- YOUR INSTRUCTIONS
Are you able to retype all the records below exactly?

- GIVEN DATA
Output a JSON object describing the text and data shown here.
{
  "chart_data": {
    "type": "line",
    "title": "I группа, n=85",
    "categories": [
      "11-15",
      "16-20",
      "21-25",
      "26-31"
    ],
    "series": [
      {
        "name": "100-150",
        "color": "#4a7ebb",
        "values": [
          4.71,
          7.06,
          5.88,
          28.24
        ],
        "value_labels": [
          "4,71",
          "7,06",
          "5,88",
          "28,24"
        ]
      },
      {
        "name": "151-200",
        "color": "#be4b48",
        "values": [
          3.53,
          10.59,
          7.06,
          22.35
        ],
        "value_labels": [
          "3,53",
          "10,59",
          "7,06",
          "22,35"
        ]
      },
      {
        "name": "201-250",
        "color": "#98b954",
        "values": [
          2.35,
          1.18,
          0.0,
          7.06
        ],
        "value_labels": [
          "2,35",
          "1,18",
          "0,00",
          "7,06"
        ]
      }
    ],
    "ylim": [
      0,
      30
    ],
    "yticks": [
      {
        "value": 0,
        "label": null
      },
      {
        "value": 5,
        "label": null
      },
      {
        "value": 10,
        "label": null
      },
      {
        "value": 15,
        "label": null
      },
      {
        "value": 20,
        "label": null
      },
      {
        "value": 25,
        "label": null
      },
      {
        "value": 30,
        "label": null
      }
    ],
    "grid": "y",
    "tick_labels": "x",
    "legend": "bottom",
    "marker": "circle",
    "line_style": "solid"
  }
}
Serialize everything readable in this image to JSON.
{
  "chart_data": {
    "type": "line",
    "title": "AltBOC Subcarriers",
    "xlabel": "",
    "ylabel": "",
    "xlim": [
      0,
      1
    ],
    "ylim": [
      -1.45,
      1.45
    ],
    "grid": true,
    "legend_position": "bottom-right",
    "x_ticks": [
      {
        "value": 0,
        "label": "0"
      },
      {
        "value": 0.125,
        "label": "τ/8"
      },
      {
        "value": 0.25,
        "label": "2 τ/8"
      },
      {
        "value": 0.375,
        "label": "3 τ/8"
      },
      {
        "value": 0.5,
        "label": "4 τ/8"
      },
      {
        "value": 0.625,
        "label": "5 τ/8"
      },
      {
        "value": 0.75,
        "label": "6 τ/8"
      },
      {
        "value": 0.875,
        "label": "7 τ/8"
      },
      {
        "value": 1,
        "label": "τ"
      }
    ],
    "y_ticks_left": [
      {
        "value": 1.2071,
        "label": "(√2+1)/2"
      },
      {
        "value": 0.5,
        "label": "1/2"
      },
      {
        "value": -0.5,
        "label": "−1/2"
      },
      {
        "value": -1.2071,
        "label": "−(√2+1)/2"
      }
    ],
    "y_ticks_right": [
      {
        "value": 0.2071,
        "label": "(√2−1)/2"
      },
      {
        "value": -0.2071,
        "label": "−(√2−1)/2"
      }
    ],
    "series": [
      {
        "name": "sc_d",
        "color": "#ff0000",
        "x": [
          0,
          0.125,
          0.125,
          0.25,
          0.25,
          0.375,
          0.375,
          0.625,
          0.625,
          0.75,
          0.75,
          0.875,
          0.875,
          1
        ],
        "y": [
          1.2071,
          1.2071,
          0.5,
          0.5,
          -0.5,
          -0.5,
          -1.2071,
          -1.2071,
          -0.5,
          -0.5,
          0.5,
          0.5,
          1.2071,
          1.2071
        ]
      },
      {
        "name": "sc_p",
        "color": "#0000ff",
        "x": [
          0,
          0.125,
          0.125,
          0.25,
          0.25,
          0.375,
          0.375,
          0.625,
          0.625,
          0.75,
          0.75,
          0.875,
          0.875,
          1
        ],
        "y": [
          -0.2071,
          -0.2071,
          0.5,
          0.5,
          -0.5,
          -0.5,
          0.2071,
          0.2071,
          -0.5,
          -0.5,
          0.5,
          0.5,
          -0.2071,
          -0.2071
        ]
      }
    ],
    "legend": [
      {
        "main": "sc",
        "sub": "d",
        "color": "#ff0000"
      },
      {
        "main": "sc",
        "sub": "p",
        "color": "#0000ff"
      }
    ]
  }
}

- ANSWER FOR THE TASK
Output a JSON object describing the text and data shown here.
{
  "chart_data": {
    "type": "line",
    "title": "I группа, n=85",
    "categories": [
      "11-15",
      "16-20",
      "21-25",
      "26-31"
    ],
    "series": [
      {
        "name": "100-150",
        "color": "#4a7ebb",
        "values": [
          4.71,
          7.06,
          5.88,
          28.24
        ],
        "value_labels": [
          "4,71",
          "7,06",
          "5,88",
          "28,24"
        ]
      },
      {
        "name": "151-200",
        "color": "#be4b48",
        "values": [
          3.53,
          10.59,
          7.06,
          22.35
        ],
        "value_labels": [
          "3,53",
          "10,59",
          "7,06",
          "22,35"
        ]
      },
      {
        "name": "201-250",
        "color": "#98b954",
        "values": [
          2.35,
          1.18,
          0.0,
          7.06
        ],
        "value_labels": [
          "2,35",
          "1,18",
          "0,00",
          "7,06"
        ]
      }
    ],
    "ylim": [
      0,
      30
    ],
    "yticks": [
      {
        "value": 0,
        "label": null
      },
      {
        "value": 5,
        "label": null
      },
      {
        "value": 10,
        "label": null
      },
      {
        "value": 15,
        "label": null
      },
      {
        "value": 20,
        "label": null
      },
      {
        "value": 25,
        "label": null
      },
      {
        "value": 30,
        "label": null
      }
    ],
    "grid": "y",
    "tick_labels": "x",
    "legend": "bottom",
    "marker": "circle",
    "line_style": "solid"
  }
}
Serialize everything readable in this image to JSON.
{
  "chart_data": {
    "type": "line",
    "title": "AltBOC Subcarriers",
    "xlabel": "",
    "ylabel": "",
    "xlim": [
      0,
      1
    ],
    "ylim": [
      -1.45,
      1.45
    ],
    "grid": true,
    "legend_position": "bottom-right",
    "x_ticks": [
      {
        "value": 0,
        "label": "0"
      },
      {
        "value": 0.125,
        "label": "τ/8"
      },
      {
        "value": 0.25,
        "label": "2 τ/8"
      },
      {
        "value": 0.375,
        "label": "3 τ/8"
      },
      {
        "value": 0.5,
        "label": "4 τ/8"
      },
      {
        "value": 0.625,
        "label": "5 τ/8"
      },
      {
        "value": 0.75,
        "label": "6 τ/8"
      },
      {
        "value": 0.875,
        "label": "7 τ/8"
      },
      {
        "value": 1,
        "label": "τ"
      }
    ],
    "y_ticks_left": [
      {
        "value": 1.2071,
        "label": "(√2+1)/2"
      },
      {
        "value": 0.5,
        "label": "1/2"
      },
      {
        "value": -0.5,
        "label": "−1/2"
      },
      {
        "value": -1.2071,
        "label": "−(√2+1)/2"
      }
    ],
    "y_ticks_right": [
      {
        "value": 0.2071,
        "label": "(√2−1)/2"
      },
      {
        "value": -0.2071,
        "label": "−(√2−1)/2"
      }
    ],
    "series": [
      {
        "name": "sc_d",
        "color": "#ff0000",
        "x": [
          0,
          0.125,
          0.125,
          0.25,
          0.25,
          0.375,
          0.375,
          0.625,
          0.625,
          0.75,
          0.75,
          0.875,
          0.875,
          1
        ],
        "y": [
          1.2071,
          1.2071,
          0.5,
          0.5,
          -0.5,
          -0.5,
          -1.2071,
          -1.2071,
          -0.5,
          -0.5,
          0.5,
          0.5,
          1.2071,
          1.2071
        ]
      },
      {
        "name": "sc_p",
        "color": "#0000ff",
        "x": [
          0,
          0.125,
          0.125,
          0.25,
          0.25,
          0.375,
          0.375,
          0.625,
          0.625,
          0.75,
          0.75,
          0.875,
          0.875,
          1
        ],
        "y": [
          -0.2071,
          -0.2071,
          0.5,
          0.5,
          -0.5,
          -0.5,
          0.2071,
          0.2071,
          -0.5,
          -0.5,
          0.5,
          0.5,
          -0.2071,
          -0.2071
        ]
      }
    ],
    "legend": [
      {
        "main": "sc",
        "sub": "d",
        "color": "#ff0000"
      },
      {
        "main": "sc",
        "sub": "p",
        "color": "#0000ff"
      }
    ]
  }
}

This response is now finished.